The task: Present each line of the entries below that holds the word "JSON".

Given information:
==============================
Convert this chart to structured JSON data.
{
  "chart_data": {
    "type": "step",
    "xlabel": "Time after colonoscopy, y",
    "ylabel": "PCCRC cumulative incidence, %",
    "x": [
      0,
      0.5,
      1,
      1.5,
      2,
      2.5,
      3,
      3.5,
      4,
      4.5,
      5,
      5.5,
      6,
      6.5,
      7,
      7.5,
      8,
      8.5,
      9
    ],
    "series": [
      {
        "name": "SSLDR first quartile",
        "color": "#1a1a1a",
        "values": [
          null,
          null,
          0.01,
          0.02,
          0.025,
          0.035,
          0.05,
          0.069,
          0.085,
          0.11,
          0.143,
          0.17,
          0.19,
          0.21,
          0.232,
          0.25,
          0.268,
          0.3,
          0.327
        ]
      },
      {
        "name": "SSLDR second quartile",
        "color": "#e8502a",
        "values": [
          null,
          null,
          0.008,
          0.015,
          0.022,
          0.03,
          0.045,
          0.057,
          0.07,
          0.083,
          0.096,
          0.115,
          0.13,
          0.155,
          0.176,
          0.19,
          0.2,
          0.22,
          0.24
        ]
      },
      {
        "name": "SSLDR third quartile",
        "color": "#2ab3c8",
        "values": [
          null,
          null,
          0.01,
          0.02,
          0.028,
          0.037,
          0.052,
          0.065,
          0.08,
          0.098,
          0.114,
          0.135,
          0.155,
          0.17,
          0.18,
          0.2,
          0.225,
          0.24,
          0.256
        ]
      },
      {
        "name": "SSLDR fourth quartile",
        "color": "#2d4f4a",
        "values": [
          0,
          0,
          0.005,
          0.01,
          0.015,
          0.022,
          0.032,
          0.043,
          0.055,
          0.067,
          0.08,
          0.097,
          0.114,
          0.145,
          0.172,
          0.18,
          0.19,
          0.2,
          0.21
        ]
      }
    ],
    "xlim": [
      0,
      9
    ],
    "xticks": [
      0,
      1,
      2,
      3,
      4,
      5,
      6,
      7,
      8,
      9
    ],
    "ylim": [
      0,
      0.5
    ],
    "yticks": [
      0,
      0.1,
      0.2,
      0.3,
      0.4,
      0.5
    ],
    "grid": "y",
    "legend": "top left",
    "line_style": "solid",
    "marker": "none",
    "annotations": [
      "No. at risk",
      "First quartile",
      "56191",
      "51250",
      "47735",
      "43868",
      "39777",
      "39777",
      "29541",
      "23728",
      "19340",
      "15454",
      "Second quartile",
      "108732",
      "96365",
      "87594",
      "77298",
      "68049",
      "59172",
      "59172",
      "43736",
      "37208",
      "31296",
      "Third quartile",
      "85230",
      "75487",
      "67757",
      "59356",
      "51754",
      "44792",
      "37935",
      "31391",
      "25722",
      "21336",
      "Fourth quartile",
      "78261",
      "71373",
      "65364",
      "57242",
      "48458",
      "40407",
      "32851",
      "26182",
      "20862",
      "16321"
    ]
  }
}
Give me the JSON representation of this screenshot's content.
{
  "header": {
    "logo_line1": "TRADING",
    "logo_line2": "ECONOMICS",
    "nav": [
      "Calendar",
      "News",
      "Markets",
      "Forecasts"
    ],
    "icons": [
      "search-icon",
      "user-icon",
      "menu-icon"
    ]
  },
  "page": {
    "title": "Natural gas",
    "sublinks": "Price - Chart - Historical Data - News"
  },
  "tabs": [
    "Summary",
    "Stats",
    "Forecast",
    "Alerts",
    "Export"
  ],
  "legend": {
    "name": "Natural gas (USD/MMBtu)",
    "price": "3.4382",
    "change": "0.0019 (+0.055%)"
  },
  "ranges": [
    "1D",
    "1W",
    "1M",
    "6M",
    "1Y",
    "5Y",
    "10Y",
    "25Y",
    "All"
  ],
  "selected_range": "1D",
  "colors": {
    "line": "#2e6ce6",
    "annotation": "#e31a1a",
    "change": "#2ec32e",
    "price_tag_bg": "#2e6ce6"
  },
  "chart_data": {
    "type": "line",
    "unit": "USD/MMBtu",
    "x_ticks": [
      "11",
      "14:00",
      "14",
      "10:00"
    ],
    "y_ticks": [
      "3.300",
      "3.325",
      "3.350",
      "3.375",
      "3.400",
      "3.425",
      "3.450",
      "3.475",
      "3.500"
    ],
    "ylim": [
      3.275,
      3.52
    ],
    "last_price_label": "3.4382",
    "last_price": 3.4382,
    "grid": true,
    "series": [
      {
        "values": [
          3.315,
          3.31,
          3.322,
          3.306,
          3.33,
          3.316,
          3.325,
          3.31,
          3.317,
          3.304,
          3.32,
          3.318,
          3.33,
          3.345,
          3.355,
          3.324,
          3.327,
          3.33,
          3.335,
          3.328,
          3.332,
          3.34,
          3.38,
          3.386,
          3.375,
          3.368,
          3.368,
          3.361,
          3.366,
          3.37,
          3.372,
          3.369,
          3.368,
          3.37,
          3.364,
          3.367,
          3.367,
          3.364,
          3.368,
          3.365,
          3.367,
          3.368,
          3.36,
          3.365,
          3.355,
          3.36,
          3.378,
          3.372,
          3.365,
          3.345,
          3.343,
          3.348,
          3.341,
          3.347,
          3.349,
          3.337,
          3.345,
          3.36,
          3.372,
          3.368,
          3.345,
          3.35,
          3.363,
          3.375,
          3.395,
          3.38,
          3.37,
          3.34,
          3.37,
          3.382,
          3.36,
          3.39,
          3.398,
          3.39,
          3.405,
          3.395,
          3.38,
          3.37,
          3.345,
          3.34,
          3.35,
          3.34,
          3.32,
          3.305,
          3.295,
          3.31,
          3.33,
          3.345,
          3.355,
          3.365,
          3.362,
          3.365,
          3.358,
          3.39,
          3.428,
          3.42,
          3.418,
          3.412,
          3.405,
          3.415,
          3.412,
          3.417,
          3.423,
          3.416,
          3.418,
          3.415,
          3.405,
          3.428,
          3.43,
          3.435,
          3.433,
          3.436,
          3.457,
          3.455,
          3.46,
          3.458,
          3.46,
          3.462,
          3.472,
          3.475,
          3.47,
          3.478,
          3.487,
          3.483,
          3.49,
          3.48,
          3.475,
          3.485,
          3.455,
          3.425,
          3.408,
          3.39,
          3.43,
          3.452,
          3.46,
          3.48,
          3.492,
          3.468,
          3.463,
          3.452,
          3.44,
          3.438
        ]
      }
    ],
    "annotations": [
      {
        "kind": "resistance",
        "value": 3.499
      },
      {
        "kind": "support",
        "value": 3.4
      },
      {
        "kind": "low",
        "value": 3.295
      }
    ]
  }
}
==============================
Solution to this exercise:
Convert this chart to structured JSON data.
Give me the JSON representation of this screenshot's content.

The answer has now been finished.